** START OF Excerpted data **

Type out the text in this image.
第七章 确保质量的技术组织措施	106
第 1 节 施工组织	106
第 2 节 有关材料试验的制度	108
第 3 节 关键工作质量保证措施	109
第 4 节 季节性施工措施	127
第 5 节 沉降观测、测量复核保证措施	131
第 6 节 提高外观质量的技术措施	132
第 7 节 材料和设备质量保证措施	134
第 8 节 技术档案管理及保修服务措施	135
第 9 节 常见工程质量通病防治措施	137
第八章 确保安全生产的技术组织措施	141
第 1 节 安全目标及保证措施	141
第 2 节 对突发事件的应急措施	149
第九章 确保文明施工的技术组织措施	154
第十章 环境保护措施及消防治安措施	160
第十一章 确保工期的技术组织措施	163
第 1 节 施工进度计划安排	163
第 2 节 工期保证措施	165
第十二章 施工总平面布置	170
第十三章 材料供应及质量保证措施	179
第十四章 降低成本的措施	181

** END OF Excerpted data **

▶ Stated goal: Copy all data exactly, start to finish.

▶ Output:
Type out the text in this image.
第七章 确保质量的技术组织措施	106
第 1 节 施工组织	106
第 2 节 有关材料试验的制度	108
第 3 节 关键工作质量保证措施	109
第 4 节 季节性施工措施	127
第 5 节 沉降观测、测量复核保证措施	131
第 6 节 提高外观质量的技术措施	132
第 7 节 材料和设备质量保证措施	134
第 8 节 技术档案管理及保修服务措施	135
第 9 节 常见工程质量通病防治措施	137
第八章 确保安全生产的技术组织措施	141
第 1 节 安全目标及保证措施	141
第 2 节 对突发事件的应急措施	149
第九章 确保文明施工的技术组织措施	154
第十章 环境保护措施及消防治安措施	160
第十一章 确保工期的技术组织措施	163
第 1 节 施工进度计划安排	163
第 2 节 工期保证措施	165
第十二章 施工总平面布置	170
第十三章 材料供应及质量保证措施	179
第十四章 降低成本的措施	181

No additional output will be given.